A program according to a thirteenth aspect of the present invention causes a computer mounted on a power management apparatus that manages power states of apparatuses to function as: holding means for holding correspondence information in which one or a plurality of specific first apparatuses among one or plurality of first apparatuses are associated with one or a plurality of specific second apparatuses among one or plurality of second apparatuses, the one or plurality of specific second apparatuses performing data communication with the specific first apparatuses; and control means for obtaining information about power states of the specific first apparatuses and controlling power states of the specific second apparatuses based on the information.

According to the program according to the thirteenth aspect, one or a plurality of specific first apparatuses and one or a plurality of specific second apparatuses which are associated with each other in correspondence information held by the holding means among one or a plurality of first apparatuses and one or a plurality of second apparatuses are set. Then, information about the power states of the specific first apparatuses is obtained, and based on the settings in the correspondence information and the information about the power states of the specific first apparatuses, the power states of the specific second apparatuses can be controlled by the control means. Therefore, power management can be performed in which, for example, when, with one or a plurality of first apparatuses and one or a plurality of second apparatuses being present, the power states of all specific first apparatuses are off, the power states of specific second apparatuses are set to off. Thus, power management considering convenience of users of the first apparatuses can be performed, such as setting the power states of only the specific second apparatuses that do not have data communication from their associated specific first apparatuses to off.

A power management method according to a fourteenth aspect of the present invention is a power management method for managing power states of apparatuses and includes: a step (A) of holding correspondence information in which one or a plurality of specific first apparatuses among one or plurality of first apparatuses are associated with one or a plurality of specific second apparatuses among one or plurality of second apparatuses, the one or plurality of specific second apparatuses performing data communication with the specific first apparatuses; and a step (B) of obtaining information about power states of the specific first apparatuses and controlling power states of the specific second apparatuses based on the information.

LISTED ENTRIES =>
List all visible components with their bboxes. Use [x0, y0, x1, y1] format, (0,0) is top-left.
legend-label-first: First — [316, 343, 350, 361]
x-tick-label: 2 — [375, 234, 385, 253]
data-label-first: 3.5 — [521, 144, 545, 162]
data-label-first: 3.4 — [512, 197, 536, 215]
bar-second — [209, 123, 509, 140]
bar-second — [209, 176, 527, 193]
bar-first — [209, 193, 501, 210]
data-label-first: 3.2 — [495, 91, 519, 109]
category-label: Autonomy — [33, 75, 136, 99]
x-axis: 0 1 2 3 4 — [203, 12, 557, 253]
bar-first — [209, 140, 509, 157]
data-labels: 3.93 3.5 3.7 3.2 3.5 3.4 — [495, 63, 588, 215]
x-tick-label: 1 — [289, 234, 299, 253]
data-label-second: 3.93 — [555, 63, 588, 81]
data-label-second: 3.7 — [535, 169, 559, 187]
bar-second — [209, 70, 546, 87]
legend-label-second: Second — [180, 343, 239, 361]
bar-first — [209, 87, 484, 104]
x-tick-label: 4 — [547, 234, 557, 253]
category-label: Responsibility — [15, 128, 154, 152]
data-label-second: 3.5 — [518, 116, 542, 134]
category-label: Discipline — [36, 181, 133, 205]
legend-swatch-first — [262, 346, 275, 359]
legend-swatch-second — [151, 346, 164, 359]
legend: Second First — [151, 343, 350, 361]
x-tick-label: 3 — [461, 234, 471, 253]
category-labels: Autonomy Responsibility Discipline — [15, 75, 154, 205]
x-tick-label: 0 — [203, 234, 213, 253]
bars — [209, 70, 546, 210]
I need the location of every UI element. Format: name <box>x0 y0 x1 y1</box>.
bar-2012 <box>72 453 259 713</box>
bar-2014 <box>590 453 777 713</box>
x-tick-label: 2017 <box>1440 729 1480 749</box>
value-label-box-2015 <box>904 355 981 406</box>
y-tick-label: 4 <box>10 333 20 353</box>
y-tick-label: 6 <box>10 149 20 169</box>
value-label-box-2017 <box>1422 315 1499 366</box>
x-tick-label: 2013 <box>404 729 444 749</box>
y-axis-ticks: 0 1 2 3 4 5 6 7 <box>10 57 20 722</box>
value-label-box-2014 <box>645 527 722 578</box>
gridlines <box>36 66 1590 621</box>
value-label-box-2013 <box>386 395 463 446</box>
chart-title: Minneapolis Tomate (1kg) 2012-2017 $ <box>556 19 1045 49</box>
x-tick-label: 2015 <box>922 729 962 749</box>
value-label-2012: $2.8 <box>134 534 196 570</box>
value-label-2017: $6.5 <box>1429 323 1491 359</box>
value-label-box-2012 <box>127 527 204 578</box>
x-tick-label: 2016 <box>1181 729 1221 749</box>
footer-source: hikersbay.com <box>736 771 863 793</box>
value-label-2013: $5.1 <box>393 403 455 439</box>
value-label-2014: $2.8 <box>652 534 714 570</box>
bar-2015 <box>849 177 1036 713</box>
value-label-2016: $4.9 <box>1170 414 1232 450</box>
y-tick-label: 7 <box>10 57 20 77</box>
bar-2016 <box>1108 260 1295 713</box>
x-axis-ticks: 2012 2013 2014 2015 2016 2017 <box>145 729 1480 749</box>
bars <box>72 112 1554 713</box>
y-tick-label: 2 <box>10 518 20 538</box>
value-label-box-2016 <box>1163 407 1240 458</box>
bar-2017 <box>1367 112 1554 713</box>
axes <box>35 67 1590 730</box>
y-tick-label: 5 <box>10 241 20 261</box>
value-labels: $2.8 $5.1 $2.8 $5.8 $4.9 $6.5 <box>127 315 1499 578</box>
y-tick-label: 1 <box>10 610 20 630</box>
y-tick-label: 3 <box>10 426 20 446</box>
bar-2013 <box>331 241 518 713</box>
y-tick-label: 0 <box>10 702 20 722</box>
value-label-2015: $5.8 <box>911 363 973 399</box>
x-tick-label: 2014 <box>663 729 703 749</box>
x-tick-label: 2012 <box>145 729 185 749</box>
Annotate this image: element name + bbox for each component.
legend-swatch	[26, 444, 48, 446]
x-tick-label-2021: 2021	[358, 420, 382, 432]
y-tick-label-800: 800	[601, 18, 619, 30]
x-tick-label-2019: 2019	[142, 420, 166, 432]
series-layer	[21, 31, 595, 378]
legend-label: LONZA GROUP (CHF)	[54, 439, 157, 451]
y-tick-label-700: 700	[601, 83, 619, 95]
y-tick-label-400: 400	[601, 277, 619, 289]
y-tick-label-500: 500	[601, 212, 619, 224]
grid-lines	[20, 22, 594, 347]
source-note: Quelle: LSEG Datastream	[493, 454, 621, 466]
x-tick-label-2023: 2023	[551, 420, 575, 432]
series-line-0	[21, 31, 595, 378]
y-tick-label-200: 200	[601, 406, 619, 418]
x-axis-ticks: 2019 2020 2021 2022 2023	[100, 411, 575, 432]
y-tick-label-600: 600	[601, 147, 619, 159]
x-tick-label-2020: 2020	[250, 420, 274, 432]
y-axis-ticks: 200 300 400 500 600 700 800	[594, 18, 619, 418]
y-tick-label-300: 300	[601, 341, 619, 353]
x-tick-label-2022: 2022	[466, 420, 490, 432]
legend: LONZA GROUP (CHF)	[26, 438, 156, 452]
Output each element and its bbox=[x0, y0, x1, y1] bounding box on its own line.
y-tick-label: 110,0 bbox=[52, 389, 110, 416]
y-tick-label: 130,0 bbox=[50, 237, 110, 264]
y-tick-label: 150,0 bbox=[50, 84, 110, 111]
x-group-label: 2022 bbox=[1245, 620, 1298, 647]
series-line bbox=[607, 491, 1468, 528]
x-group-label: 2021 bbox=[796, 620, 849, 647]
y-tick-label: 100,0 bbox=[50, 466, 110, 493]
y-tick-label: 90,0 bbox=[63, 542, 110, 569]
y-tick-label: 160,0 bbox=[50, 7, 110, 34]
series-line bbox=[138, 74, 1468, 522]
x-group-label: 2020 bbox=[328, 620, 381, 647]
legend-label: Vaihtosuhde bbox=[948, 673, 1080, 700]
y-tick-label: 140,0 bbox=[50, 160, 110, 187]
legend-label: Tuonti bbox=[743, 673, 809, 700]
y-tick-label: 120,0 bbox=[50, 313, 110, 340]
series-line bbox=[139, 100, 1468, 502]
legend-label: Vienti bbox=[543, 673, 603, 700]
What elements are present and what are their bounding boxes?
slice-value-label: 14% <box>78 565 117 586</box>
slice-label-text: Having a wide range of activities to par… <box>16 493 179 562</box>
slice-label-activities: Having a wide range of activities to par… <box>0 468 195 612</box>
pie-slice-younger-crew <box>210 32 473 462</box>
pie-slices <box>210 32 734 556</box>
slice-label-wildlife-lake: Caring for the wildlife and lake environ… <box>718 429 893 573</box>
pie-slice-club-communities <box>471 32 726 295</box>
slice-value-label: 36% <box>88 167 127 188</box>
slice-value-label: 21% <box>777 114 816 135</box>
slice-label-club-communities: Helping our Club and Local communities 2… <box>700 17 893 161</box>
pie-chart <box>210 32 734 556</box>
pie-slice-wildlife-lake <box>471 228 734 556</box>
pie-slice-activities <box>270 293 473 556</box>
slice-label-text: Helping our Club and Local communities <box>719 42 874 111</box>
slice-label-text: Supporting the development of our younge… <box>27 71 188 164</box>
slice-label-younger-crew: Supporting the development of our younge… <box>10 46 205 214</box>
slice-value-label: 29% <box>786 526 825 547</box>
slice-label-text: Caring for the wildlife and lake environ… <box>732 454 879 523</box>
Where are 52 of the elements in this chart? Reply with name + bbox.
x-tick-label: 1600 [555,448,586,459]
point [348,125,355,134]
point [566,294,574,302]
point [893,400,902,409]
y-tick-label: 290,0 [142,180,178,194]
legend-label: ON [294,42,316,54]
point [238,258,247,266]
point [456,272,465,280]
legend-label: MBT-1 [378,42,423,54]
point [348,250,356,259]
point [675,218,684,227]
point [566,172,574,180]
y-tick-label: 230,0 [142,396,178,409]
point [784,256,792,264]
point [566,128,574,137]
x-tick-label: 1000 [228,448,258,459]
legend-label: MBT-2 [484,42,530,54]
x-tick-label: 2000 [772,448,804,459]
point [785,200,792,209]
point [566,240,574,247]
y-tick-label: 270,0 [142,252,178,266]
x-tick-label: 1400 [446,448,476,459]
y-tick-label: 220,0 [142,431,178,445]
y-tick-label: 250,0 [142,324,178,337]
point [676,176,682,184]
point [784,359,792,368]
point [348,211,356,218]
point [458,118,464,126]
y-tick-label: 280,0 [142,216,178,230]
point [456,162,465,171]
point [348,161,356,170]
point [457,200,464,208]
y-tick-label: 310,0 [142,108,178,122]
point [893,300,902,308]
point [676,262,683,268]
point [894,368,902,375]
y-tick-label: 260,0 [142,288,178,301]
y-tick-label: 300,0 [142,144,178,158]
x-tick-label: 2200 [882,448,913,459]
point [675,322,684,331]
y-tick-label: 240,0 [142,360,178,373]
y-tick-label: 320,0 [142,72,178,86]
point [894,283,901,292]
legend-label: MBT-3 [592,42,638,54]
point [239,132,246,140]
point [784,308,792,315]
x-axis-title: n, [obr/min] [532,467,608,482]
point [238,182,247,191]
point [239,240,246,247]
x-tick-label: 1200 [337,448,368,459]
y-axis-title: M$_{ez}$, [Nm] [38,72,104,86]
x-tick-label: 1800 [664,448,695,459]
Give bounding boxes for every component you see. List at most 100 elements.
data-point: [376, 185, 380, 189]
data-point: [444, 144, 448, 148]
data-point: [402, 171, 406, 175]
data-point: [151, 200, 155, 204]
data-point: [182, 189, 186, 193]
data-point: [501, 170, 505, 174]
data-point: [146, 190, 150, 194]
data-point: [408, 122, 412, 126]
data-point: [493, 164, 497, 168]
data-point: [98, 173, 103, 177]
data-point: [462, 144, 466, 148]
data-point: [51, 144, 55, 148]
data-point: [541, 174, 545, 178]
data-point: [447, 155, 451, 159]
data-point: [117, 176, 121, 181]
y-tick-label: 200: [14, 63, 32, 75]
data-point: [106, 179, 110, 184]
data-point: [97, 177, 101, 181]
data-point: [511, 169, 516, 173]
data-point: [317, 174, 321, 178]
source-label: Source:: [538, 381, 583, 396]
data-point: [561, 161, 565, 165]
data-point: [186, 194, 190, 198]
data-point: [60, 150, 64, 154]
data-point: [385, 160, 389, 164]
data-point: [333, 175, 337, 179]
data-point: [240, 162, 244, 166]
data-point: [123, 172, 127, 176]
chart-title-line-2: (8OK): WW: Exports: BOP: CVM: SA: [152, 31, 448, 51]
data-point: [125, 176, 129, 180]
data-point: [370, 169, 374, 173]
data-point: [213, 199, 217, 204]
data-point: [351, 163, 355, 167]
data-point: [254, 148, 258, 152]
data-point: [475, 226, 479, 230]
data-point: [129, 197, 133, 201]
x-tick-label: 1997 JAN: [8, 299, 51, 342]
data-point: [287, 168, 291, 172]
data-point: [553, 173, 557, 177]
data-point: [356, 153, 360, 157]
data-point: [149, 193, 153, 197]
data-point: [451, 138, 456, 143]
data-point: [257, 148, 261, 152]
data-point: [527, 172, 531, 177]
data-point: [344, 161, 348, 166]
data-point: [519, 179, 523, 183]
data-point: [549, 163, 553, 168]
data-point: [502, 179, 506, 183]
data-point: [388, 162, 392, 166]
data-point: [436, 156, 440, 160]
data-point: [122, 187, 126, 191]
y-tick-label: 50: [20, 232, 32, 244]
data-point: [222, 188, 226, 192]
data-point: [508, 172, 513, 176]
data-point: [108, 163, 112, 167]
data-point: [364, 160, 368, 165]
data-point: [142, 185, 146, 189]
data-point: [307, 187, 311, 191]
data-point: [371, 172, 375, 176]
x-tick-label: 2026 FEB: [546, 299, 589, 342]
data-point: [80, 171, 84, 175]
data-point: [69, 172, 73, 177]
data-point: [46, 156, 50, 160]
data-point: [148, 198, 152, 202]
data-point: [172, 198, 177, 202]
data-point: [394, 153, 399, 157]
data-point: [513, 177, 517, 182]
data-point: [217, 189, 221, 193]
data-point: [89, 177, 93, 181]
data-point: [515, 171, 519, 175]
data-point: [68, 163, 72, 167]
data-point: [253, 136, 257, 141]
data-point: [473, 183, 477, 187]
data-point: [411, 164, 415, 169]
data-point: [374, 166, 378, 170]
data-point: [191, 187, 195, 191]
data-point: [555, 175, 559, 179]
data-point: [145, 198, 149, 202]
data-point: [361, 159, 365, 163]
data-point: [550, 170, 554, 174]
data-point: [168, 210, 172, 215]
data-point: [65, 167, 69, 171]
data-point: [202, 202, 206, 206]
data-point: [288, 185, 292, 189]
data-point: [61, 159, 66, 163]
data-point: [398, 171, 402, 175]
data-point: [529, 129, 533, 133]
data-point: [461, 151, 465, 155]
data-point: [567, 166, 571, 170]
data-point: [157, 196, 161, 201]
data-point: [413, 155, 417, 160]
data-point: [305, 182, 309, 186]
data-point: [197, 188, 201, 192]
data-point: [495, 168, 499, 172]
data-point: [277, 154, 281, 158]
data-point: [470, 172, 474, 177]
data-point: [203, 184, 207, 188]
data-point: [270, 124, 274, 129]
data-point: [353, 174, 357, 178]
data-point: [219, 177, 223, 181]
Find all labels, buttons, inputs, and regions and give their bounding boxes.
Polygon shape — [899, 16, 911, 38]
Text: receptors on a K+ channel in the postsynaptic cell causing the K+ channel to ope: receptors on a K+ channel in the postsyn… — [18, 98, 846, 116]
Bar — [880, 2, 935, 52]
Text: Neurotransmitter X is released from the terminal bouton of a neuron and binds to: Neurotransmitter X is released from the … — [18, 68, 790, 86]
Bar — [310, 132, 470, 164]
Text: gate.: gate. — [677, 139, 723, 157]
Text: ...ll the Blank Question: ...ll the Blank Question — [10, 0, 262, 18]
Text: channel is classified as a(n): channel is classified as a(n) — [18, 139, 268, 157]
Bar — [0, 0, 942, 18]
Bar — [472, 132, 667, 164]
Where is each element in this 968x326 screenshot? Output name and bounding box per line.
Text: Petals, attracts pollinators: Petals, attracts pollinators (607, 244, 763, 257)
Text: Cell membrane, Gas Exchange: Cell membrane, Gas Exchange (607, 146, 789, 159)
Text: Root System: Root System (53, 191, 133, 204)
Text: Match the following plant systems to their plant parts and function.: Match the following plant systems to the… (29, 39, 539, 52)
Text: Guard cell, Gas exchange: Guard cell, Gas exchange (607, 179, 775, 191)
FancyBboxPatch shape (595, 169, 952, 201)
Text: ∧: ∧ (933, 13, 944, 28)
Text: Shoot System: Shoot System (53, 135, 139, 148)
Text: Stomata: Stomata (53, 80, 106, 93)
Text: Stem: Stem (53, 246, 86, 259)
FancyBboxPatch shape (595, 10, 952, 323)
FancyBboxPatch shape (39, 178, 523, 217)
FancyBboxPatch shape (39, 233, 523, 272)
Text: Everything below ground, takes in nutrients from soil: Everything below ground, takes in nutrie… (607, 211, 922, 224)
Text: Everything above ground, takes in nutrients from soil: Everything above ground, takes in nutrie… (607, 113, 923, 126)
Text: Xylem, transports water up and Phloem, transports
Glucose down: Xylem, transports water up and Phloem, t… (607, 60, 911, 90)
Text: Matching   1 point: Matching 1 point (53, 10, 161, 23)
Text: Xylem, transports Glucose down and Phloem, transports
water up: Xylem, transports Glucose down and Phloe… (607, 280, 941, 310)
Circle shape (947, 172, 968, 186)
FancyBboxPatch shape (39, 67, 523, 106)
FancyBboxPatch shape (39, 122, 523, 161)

BRIEF 1 =>
Answer these questions from the power management excerpt, one line each:
(a) Which aspect of the invention covers the program?
(b) According to the example given, what are the power states of the specific second apparatuses set to when the power states of all specific first apparatuses are off?
(c) What does step (A) of the power management method consist of?
BRIEF 2 => Write the next passage of the power management excerpt, beginning after its final sentence.

OUTPUT 1 =>
(a) The thirteenth aspect.
(b) Off.
(c) Holding correspondence information in which one or a plurality of specific first apparatuses among one or plurality of first apparatuses are associated with one or a plurality of specific second apparatuses among one or plurality of second apparatuses that perform data communication with the specific first apparatuses.

OUTPUT 2 =>
According to the power management method according to the fourteenth aspect, based on correspondence information in which specific first apparatuses are associated with specific second apparatuses which is held in the step (A) and information about the power states of the specific first apparatuses which is obtained in the step (B), control of the power states of the specific second apparatuses can be performed. Therefore, power management can be performed in which, for example, when, with one or a plurality of first apparatuses and one or a plurality of second apparatuses being present, the power states of all specific first apparatuses are off, the power states of specific second apparatuses are set to off. Thus, power management considering convenience of users of the first apparatuses can be performed, such as setting the power states of only the specific second apparatuses that do not have data communication from their associated specific first apparatuses to off.

An information processing apparatus according to a fifteenth aspect of the present invention is an information processing apparatus that specifies a communication relationship between one or a plurality of first apparatuses and one or a plurality of second apparatuses, and includes: observing means for observing communication conditions between the first apparatuses and the second apparatuses; and editing means for editing, based on a result of the observation by the observing means, correspondence information in which one or a plurality of specific first apparatuses among the first apparatuses are associated with one or a plurality of specific second apparatuses among the second apparatuses, the one or plurality of specific second apparatuses having a communication relationship with the specific first apparatuses.

As used herein, the editing of correspondence information performed by the editing means includes not only a change to correspondence information but also creation and deletion of correspondence information.

According to the information processing apparatus according to the fifteenth aspect, communication conditions between the first apparatuses and the second apparatuses are observed by the observing means and based on a result of the observation, the editing means can edit correspondence information in which specific first apparatuses are associated with specific second apparatuses having a communication relationship with the specific first apparatuses. Since the correspondence information is edited in accordance with the conditions of communication performed by the specific first apparatuses and the specific second apparatuses, even if the communication conditions of the specific first apparatuses and the specific second apparatuses have been changed, the correspondence information is automatically changed according thereto. Therefore, by using the correspondence information, even if communication conditions have been changed when performing, for example, power management control or network management control, setting changes by users are not required and thus convenience for the users can be improved.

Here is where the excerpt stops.